Material –
════════════════════

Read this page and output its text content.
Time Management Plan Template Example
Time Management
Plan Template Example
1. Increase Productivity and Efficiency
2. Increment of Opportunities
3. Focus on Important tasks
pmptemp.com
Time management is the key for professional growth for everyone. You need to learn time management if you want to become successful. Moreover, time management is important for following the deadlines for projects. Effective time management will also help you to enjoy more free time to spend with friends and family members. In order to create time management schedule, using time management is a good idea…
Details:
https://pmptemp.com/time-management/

════════════════════

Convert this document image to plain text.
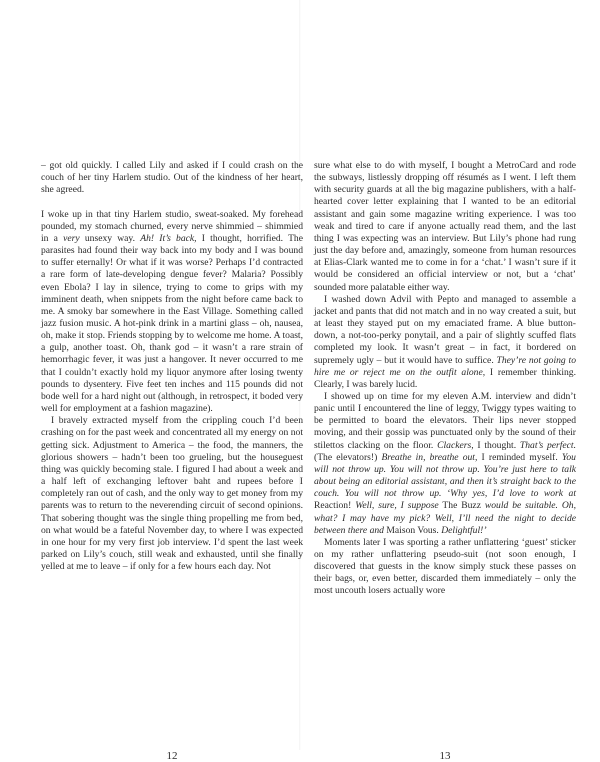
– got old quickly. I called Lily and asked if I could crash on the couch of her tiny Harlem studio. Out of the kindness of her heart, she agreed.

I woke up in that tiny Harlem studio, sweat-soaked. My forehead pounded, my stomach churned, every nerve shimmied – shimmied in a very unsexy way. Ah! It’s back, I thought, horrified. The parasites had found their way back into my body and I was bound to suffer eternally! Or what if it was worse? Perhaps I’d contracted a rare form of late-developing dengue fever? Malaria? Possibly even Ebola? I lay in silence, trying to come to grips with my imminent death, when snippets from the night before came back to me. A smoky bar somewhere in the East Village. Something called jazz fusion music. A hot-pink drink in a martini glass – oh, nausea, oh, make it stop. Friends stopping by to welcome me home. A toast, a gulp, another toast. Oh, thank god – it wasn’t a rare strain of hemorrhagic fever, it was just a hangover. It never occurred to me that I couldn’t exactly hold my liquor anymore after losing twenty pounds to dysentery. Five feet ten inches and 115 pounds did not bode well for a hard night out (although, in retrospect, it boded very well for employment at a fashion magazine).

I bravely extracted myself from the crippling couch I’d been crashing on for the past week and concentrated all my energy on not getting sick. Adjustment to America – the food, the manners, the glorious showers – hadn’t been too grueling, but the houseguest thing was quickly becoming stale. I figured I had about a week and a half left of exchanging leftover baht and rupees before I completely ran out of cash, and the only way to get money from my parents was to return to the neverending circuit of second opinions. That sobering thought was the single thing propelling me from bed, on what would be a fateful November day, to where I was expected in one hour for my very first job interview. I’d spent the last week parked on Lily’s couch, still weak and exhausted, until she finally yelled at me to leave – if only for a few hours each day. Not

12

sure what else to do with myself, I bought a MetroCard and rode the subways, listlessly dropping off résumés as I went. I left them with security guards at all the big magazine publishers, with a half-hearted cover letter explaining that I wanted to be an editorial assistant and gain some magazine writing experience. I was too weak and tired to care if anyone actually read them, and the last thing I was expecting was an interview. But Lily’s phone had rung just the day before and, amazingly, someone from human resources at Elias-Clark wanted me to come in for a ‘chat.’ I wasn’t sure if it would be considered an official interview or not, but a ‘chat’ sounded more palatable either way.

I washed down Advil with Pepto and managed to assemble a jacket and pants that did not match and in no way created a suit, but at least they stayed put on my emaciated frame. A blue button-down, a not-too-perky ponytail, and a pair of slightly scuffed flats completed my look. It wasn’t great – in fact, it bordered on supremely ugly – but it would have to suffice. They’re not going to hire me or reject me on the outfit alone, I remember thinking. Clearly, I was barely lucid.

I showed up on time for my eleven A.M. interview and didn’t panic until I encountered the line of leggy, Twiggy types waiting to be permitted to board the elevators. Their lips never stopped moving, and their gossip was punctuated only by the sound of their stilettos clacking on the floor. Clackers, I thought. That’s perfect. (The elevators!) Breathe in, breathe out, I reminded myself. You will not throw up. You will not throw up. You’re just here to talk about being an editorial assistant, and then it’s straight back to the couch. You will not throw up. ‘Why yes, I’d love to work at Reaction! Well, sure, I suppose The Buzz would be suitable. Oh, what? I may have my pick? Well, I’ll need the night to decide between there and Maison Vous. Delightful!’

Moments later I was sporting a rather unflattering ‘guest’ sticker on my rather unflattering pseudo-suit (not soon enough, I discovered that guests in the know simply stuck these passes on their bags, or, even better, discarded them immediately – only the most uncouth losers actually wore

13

════════════════════

Goal – Collect each line holding the string "Plan".

Written solution –
Time Management Plan Template Example
Plan Template Example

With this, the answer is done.